* [Information given]

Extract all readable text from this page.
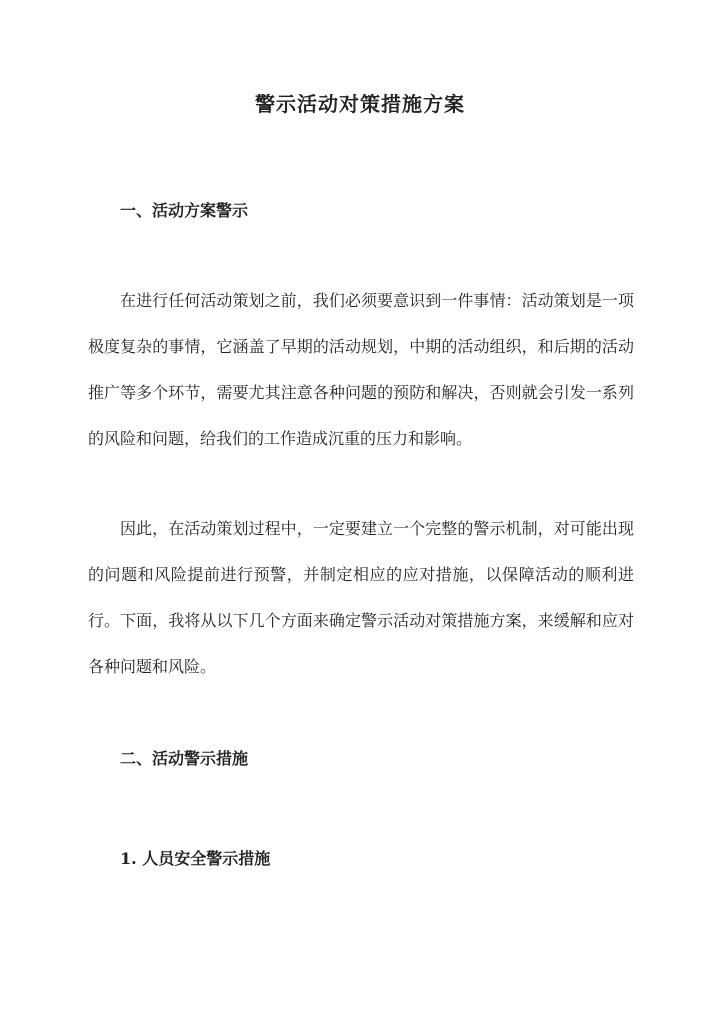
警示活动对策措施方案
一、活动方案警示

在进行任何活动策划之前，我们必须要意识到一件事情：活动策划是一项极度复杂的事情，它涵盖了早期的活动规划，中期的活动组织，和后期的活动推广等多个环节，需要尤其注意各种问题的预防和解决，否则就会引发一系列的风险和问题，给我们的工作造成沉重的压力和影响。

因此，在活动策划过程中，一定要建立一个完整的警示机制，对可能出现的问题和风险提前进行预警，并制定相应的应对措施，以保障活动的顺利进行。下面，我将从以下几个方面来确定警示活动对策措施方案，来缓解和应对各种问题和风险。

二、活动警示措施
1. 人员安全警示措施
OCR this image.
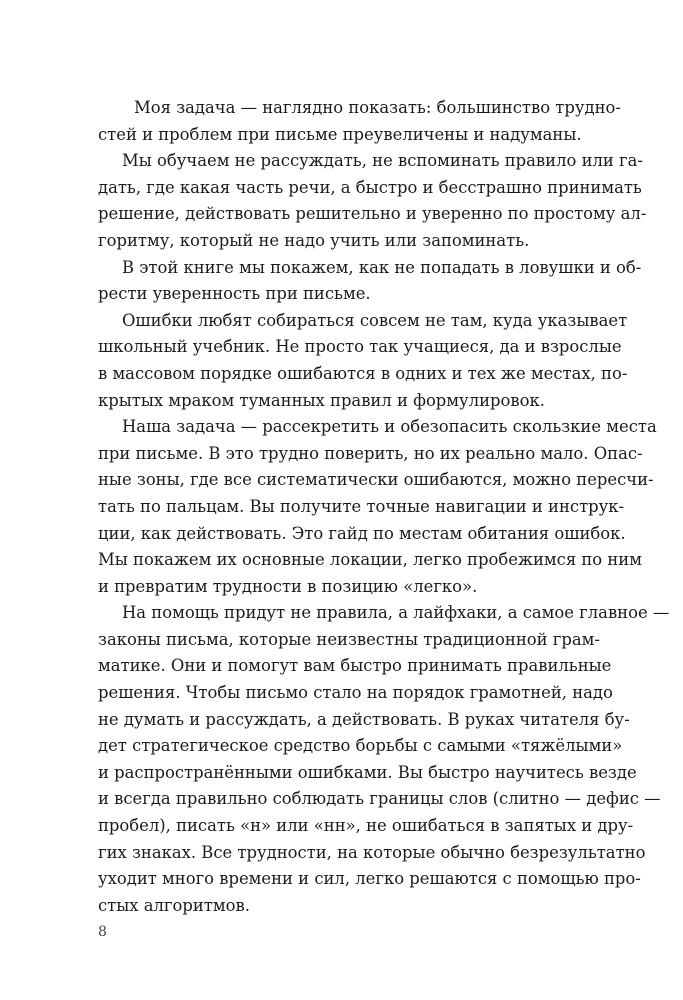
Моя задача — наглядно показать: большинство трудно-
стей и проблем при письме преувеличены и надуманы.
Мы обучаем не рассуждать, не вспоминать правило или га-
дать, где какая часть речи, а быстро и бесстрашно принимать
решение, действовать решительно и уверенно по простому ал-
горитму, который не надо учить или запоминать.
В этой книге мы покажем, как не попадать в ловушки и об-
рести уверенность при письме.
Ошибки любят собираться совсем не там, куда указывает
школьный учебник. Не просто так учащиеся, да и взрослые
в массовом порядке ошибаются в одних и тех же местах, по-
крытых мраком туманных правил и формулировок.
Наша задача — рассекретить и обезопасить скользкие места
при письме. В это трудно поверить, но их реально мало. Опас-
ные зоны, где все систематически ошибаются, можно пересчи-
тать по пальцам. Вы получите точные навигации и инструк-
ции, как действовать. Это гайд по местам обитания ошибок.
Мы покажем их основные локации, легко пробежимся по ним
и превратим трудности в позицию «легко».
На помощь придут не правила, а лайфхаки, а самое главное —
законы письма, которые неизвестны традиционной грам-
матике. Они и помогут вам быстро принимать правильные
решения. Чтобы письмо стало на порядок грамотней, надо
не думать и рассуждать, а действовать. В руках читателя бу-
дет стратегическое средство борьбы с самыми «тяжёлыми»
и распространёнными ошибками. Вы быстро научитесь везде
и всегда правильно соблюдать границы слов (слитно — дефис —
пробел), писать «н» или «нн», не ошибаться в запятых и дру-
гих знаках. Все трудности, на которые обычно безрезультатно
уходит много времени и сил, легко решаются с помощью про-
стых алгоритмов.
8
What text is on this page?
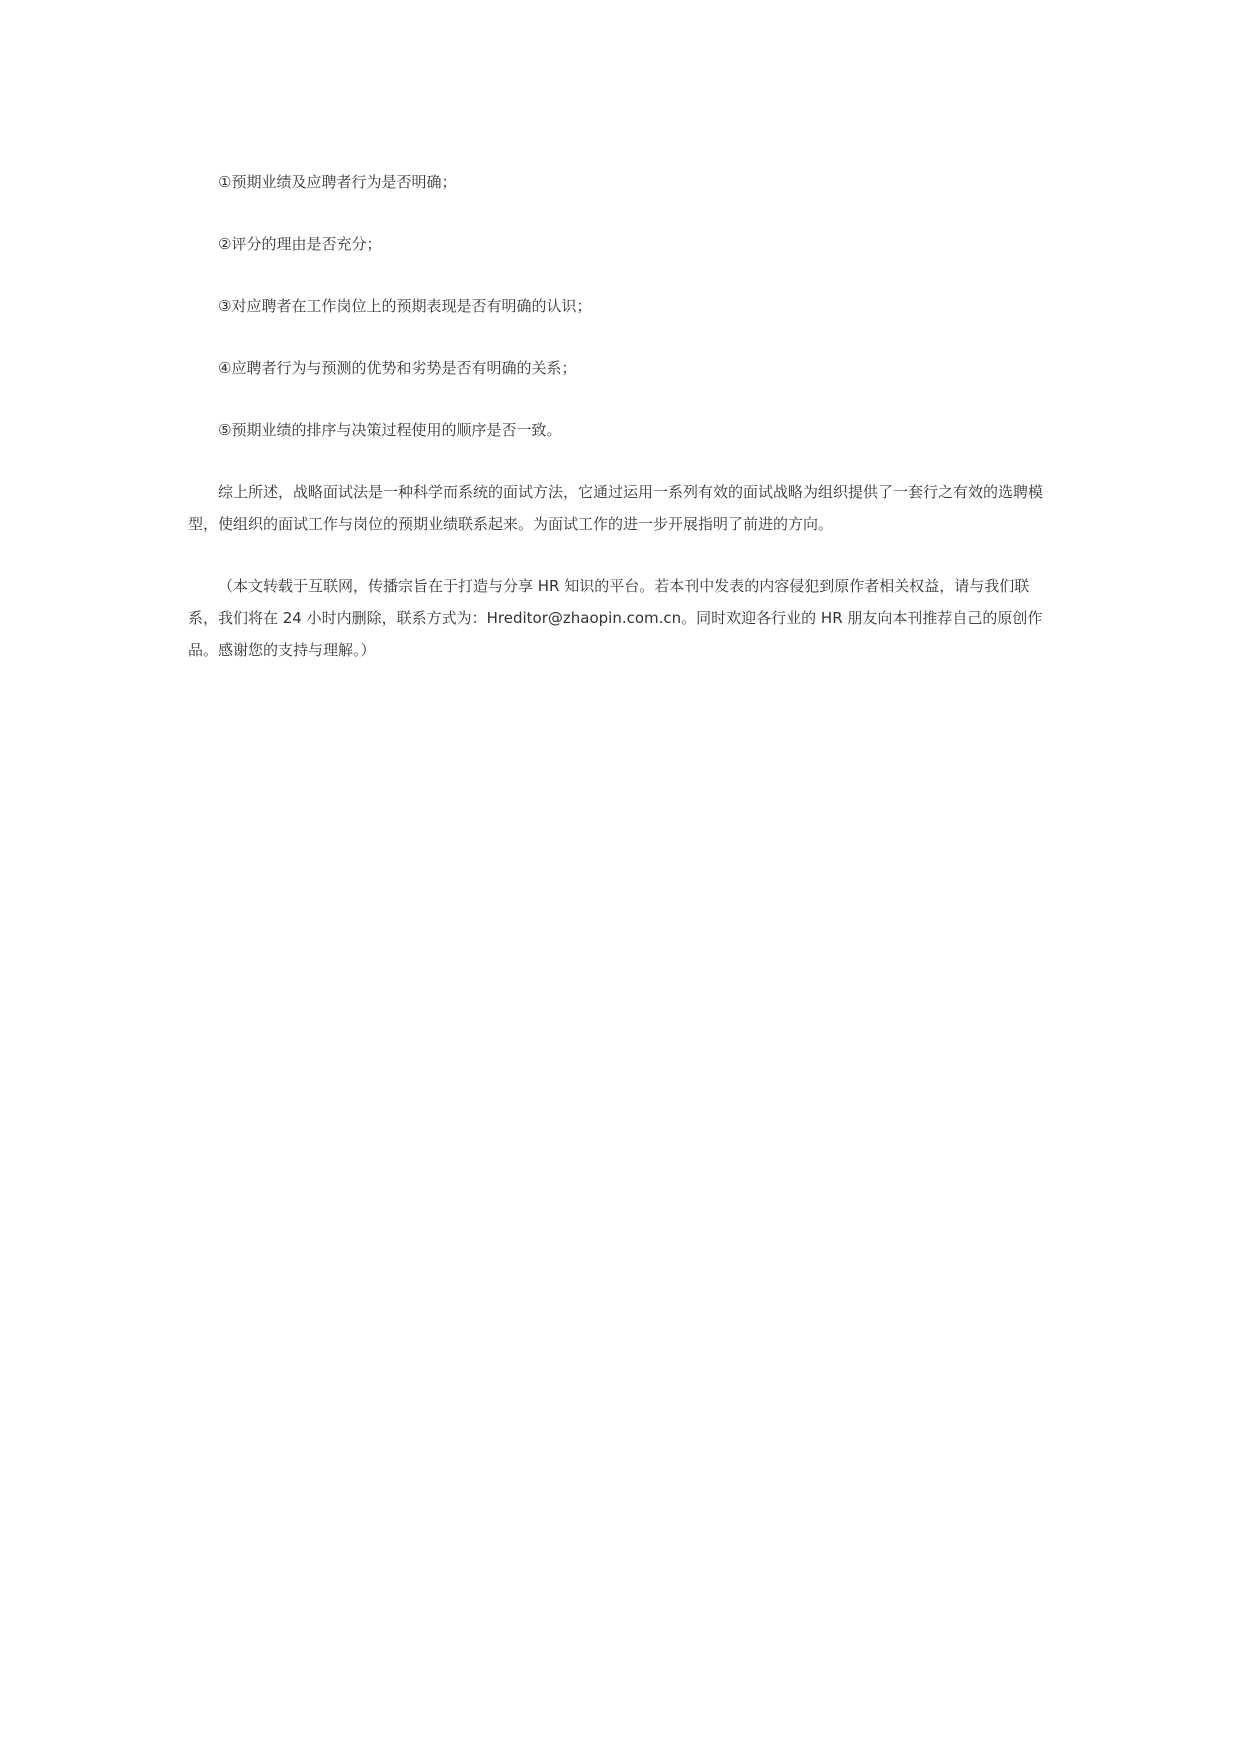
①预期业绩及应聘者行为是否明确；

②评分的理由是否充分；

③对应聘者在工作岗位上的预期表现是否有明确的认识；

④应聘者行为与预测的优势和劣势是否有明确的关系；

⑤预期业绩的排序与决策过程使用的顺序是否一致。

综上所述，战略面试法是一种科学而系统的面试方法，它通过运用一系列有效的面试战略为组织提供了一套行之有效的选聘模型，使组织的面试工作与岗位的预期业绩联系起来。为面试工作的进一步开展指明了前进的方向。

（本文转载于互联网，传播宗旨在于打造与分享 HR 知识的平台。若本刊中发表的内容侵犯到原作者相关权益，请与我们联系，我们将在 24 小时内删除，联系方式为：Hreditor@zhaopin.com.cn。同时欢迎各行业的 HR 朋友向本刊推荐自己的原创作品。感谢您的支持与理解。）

==

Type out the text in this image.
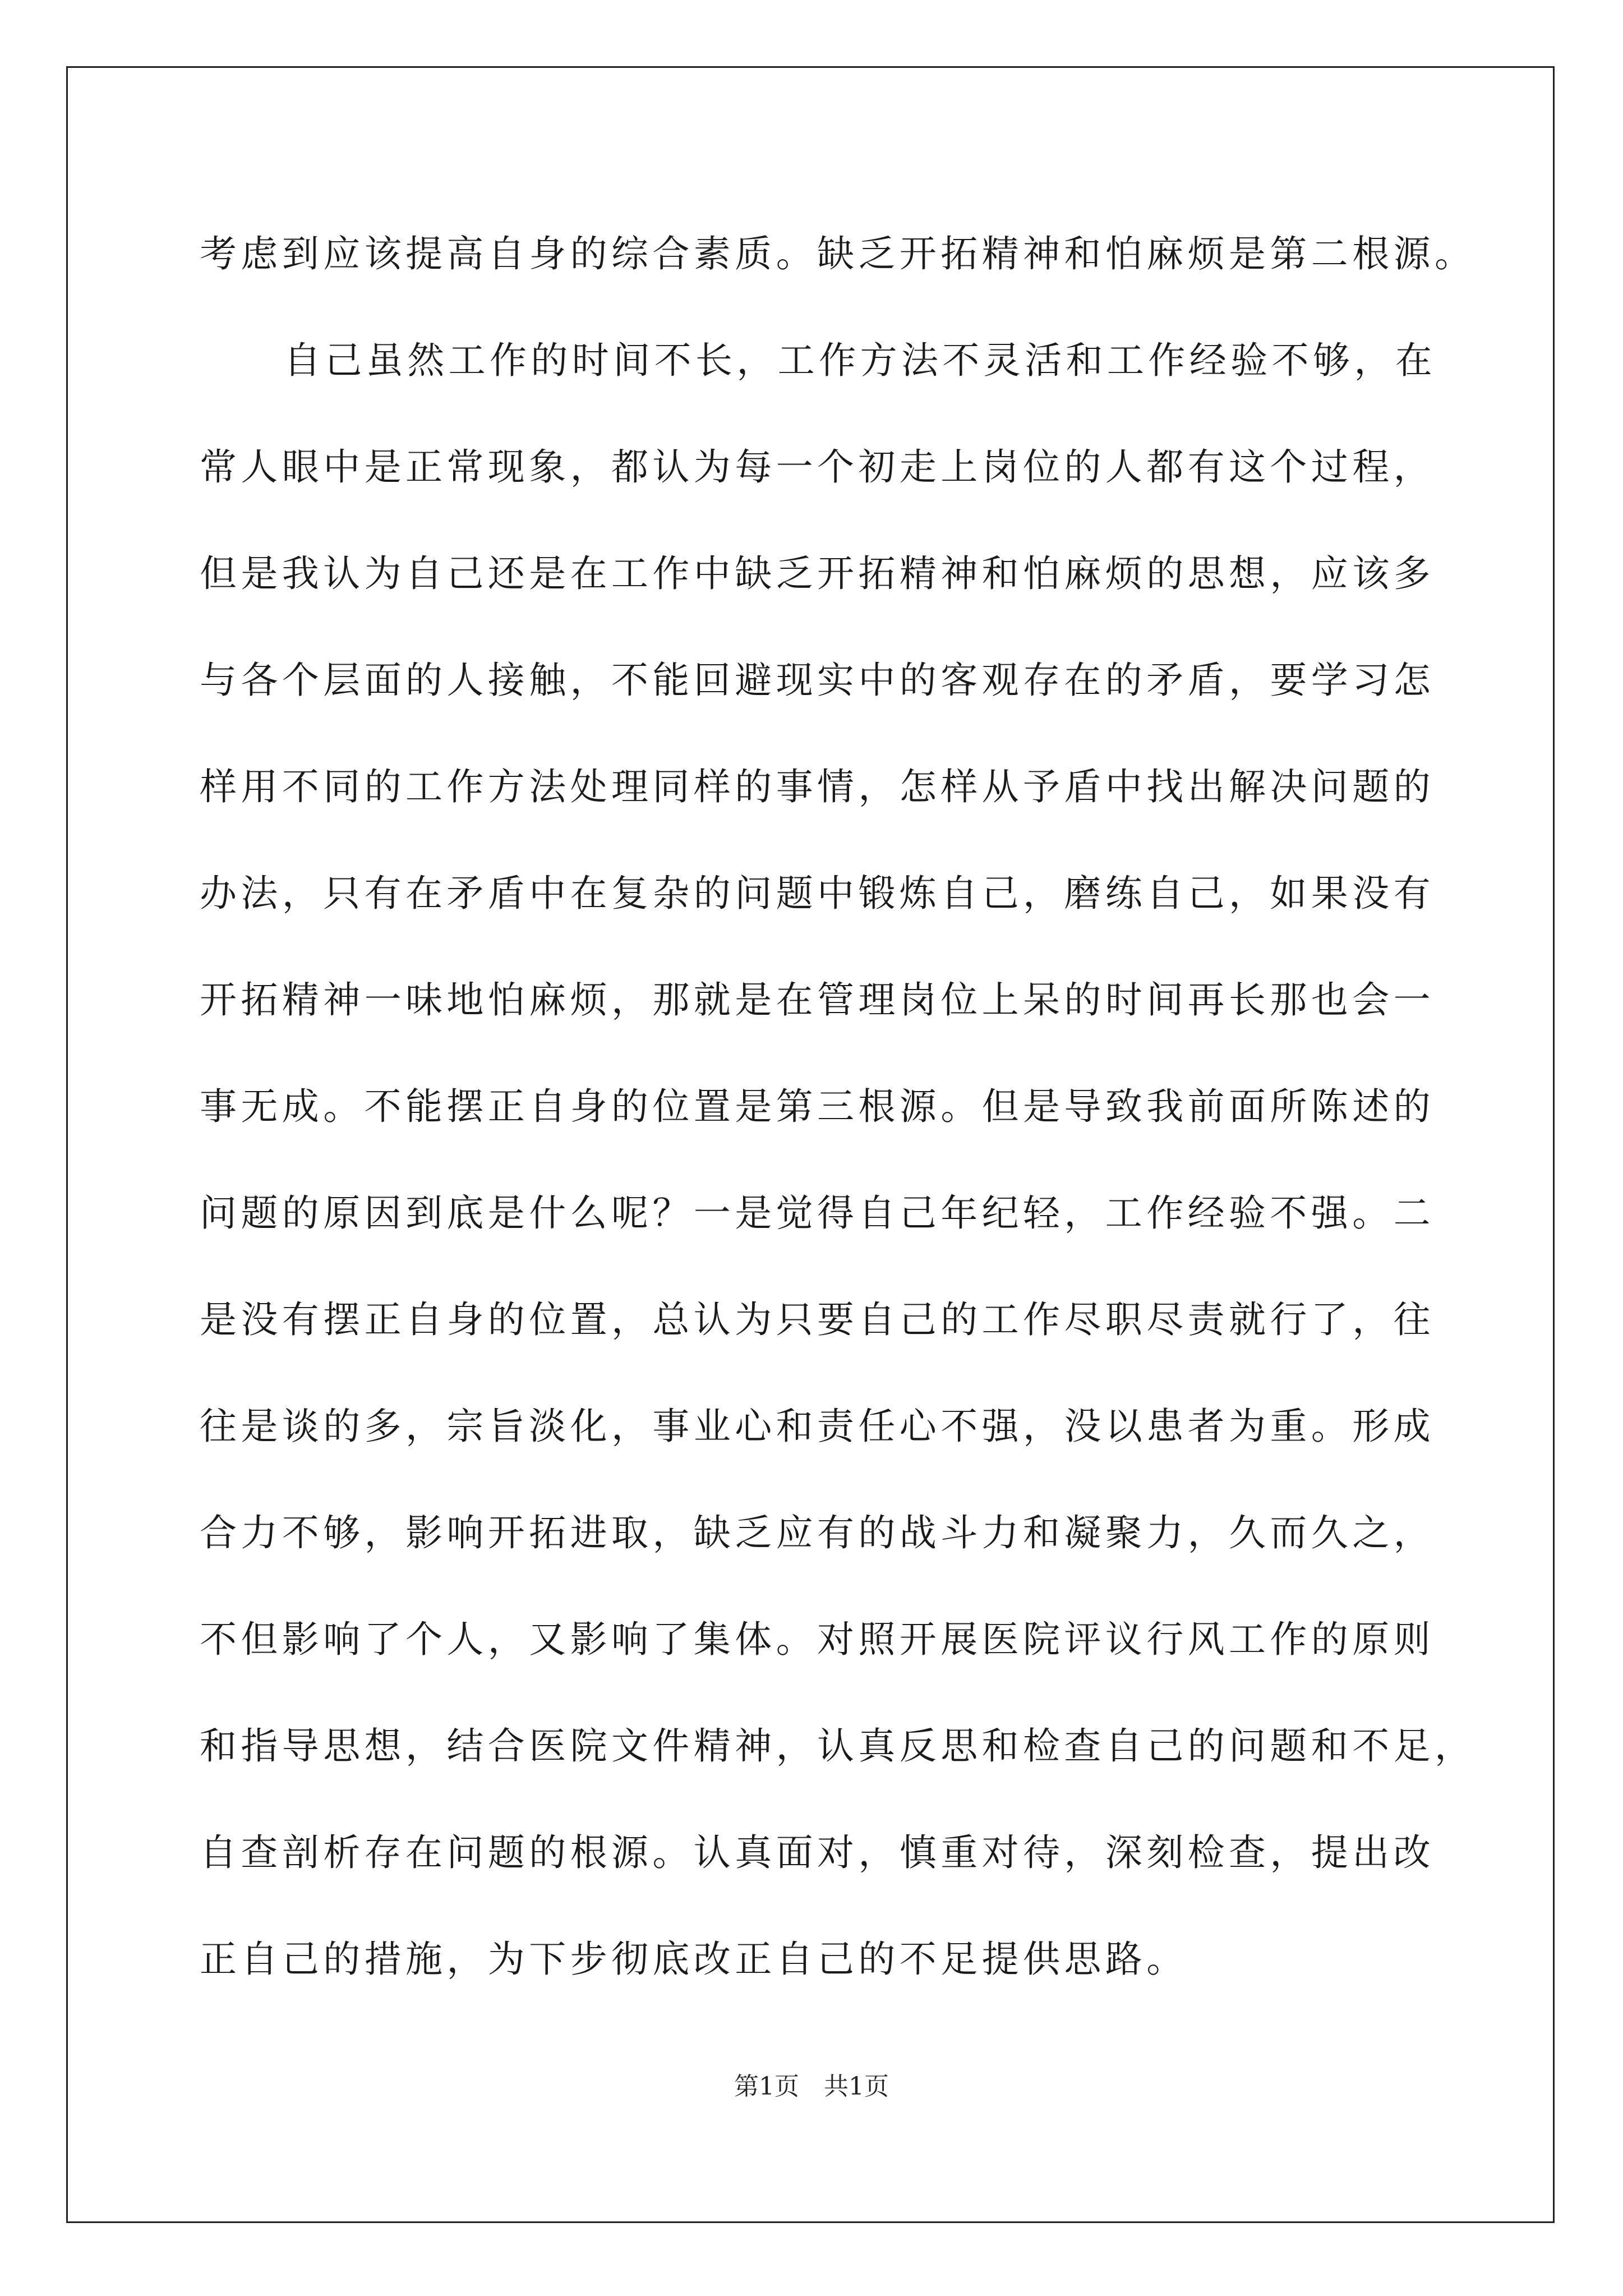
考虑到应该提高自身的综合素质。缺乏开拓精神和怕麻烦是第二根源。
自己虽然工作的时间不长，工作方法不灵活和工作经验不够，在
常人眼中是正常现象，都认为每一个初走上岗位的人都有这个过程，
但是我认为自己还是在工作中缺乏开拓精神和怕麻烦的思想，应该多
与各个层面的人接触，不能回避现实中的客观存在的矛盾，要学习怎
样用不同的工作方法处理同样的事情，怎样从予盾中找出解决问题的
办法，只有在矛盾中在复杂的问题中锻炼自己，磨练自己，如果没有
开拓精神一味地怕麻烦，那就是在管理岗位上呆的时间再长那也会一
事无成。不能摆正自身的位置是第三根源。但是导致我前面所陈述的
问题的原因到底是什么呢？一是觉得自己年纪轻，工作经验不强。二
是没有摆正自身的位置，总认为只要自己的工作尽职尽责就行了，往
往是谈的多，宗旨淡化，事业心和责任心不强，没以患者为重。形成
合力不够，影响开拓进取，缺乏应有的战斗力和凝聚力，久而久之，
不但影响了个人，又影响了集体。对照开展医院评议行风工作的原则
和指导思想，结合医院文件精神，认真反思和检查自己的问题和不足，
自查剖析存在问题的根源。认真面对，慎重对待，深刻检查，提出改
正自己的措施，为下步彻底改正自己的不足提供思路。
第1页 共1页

* [Set problem]
Sift through the entries and copy every line with "рассуждать".

* [Correct response]
Мы обучаем не рассуждать, не вспоминать правило или га-
не думать и рассуждать, а действовать. В руках читателя бу-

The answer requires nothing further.